Saved entries
---+---
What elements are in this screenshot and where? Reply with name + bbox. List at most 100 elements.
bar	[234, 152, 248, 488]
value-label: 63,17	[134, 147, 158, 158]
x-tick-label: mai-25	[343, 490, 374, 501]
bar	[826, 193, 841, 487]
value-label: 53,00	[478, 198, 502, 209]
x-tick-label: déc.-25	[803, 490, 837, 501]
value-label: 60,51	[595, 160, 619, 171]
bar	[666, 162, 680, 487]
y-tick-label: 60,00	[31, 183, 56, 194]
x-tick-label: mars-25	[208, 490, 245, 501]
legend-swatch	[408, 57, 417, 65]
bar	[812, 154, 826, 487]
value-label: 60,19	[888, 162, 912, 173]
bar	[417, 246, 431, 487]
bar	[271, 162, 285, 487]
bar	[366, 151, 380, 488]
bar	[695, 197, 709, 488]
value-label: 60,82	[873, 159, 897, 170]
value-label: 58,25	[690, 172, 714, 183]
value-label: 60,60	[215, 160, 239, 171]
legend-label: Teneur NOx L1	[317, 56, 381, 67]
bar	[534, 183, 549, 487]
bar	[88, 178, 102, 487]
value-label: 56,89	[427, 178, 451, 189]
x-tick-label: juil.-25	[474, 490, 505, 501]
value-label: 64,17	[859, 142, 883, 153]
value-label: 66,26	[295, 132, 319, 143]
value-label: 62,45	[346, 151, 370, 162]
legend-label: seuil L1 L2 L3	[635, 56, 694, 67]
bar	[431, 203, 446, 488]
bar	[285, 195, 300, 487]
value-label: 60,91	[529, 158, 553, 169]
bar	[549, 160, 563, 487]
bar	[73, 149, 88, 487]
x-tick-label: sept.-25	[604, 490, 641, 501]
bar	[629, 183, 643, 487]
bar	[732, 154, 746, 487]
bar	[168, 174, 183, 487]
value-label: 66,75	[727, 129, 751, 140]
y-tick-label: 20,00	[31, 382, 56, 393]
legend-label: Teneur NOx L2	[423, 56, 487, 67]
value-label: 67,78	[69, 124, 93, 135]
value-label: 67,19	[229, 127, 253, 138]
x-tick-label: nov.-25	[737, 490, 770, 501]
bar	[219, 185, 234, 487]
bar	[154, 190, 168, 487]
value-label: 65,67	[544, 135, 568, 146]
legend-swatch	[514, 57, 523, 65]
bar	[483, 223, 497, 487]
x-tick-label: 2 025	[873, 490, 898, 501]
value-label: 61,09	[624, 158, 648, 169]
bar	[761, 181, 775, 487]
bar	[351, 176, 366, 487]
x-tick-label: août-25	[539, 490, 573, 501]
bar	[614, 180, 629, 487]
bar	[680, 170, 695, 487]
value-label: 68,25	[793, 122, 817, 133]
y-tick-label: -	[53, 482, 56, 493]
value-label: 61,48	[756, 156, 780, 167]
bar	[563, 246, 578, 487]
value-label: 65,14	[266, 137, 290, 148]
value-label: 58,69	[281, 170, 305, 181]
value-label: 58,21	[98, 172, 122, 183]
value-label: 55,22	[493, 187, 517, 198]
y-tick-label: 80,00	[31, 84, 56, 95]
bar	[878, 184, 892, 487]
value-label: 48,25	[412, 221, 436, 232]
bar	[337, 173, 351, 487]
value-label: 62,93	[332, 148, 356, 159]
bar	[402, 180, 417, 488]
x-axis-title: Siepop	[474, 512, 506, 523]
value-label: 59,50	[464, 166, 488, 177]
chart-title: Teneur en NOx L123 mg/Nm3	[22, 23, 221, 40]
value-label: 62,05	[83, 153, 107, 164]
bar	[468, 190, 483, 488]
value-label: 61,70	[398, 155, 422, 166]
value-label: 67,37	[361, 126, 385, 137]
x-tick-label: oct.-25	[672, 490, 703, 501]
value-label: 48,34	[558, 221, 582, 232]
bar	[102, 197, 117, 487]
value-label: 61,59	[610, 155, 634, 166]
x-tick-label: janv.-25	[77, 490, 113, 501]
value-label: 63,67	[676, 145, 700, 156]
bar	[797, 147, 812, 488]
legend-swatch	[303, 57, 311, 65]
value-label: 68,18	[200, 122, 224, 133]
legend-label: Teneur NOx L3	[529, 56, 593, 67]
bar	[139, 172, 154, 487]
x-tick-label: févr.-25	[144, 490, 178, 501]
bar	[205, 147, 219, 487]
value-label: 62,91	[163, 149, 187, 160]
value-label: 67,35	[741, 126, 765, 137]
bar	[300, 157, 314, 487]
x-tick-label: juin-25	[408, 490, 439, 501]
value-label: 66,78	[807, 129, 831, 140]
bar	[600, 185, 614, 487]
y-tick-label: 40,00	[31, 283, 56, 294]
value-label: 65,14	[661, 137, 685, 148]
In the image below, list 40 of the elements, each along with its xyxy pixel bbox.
---+---
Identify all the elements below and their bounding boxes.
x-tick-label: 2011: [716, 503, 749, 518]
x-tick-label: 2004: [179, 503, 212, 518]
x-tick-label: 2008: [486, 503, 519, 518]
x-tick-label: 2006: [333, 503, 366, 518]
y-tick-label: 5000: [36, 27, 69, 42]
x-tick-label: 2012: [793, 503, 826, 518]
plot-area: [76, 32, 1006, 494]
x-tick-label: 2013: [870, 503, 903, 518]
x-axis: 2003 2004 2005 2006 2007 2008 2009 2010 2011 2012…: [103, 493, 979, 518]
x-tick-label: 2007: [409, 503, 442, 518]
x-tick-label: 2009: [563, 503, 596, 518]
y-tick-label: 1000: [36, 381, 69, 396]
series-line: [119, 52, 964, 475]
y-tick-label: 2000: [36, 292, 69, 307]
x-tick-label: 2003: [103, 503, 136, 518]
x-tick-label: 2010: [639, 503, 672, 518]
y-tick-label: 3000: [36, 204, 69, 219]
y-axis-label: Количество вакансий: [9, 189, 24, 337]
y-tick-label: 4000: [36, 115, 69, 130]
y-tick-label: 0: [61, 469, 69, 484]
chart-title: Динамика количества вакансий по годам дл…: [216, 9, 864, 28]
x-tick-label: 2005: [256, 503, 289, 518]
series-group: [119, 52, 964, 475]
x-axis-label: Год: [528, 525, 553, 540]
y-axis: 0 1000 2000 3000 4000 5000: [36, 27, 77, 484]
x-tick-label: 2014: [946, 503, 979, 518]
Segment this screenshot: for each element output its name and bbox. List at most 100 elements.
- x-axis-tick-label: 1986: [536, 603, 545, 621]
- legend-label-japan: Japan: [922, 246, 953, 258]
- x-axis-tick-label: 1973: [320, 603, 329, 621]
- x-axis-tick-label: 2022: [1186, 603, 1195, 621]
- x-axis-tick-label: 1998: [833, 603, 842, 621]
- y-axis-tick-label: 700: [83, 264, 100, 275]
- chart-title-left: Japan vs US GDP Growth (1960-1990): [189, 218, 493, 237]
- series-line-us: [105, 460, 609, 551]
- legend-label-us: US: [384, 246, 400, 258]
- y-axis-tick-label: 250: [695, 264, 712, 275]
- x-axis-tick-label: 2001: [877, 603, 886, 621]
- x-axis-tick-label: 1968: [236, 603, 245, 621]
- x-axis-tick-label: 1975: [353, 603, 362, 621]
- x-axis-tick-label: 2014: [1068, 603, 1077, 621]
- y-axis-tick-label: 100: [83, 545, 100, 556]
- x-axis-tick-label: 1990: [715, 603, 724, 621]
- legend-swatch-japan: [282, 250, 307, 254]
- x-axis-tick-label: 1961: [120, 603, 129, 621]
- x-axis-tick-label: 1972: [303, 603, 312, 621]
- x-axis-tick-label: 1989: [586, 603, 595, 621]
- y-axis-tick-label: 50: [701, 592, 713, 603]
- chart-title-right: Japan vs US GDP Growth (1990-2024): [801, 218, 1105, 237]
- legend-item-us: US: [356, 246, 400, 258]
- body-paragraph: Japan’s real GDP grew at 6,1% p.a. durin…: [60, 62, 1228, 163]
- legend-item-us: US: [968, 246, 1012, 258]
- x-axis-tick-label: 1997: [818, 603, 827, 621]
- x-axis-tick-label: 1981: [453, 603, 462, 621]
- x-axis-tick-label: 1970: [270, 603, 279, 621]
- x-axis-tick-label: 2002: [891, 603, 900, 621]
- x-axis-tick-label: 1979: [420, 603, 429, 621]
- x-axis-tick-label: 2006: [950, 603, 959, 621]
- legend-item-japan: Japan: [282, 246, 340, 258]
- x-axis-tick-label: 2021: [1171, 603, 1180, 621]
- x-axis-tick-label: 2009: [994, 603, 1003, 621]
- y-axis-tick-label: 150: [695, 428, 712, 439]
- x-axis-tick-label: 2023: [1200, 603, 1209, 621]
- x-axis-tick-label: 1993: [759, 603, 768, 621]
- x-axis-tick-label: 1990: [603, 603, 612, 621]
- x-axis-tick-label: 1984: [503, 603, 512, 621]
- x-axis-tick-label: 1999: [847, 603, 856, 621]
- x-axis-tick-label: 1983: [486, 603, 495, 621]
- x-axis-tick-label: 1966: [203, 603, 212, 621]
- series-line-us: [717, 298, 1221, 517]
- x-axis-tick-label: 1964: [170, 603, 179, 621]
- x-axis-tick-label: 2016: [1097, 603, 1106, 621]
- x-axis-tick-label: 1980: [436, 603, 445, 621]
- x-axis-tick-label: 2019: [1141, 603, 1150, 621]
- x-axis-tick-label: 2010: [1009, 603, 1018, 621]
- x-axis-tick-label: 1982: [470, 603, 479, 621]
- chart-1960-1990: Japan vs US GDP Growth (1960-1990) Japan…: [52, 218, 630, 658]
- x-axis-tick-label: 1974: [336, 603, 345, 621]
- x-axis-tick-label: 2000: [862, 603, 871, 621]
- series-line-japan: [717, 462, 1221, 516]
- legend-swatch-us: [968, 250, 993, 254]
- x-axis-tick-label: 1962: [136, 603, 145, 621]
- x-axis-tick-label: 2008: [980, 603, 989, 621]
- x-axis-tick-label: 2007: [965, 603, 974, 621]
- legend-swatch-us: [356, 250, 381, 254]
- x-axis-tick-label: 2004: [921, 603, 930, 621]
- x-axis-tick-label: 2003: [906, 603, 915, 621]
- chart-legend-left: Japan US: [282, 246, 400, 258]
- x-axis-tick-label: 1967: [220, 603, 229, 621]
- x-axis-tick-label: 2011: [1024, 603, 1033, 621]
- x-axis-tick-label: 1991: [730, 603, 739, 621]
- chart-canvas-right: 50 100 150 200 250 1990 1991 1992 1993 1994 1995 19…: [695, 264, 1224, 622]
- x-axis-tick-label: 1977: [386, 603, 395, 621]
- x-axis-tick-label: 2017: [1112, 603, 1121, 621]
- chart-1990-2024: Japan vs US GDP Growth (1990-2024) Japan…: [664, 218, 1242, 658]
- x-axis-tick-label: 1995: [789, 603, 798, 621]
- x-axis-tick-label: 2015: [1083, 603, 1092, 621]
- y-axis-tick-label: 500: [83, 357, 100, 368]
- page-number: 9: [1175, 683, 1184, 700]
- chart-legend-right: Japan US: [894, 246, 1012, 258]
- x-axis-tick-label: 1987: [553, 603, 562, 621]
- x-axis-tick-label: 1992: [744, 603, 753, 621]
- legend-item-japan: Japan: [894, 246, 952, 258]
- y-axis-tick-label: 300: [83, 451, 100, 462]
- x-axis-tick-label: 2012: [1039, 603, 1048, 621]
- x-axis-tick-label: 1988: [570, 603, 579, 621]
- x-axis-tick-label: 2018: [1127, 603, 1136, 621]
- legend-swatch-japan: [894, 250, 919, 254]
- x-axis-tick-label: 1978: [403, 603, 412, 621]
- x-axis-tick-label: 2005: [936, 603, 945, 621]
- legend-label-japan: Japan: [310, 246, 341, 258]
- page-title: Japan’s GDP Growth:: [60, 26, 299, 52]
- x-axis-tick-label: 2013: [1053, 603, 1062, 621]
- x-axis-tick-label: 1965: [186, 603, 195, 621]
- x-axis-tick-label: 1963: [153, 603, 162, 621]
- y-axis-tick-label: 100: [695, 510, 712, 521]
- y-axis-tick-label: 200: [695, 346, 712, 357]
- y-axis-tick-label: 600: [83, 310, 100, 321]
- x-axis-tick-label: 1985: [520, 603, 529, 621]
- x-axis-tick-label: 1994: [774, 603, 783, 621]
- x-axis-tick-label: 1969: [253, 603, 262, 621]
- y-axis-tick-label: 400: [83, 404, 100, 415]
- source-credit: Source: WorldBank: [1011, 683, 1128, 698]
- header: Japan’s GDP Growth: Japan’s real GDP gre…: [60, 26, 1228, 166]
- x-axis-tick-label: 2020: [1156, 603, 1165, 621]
---+---
## [Stated exercise]
Repeat the rows from the line with "What elements are" up to and including the line with "160, 239, 171]".

## [Result]
What elements are in this screenshot and where? Reply with name + bbox. List at most 100 elements.
bar	[234, 152, 248, 488]
value-label: 63,17	[134, 147, 158, 158]
x-tick-label: mai-25	[343, 490, 374, 501]
bar	[826, 193, 841, 487]
value-label: 53,00	[478, 198, 502, 209]
x-tick-label: déc.-25	[803, 490, 837, 501]
value-label: 60,51	[595, 160, 619, 171]
bar	[666, 162, 680, 487]
y-tick-label: 60,00	[31, 183, 56, 194]
x-tick-label: mars-25	[208, 490, 245, 501]
legend-swatch	[408, 57, 417, 65]
bar	[812, 154, 826, 487]
value-label: 60,19	[888, 162, 912, 173]
bar	[417, 246, 431, 487]
bar	[271, 162, 285, 487]
bar	[366, 151, 380, 488]
bar	[695, 197, 709, 488]
value-label: 60,82	[873, 159, 897, 170]
value-label: 58,25	[690, 172, 714, 183]
value-label: 60,60	[215, 160, 239, 171]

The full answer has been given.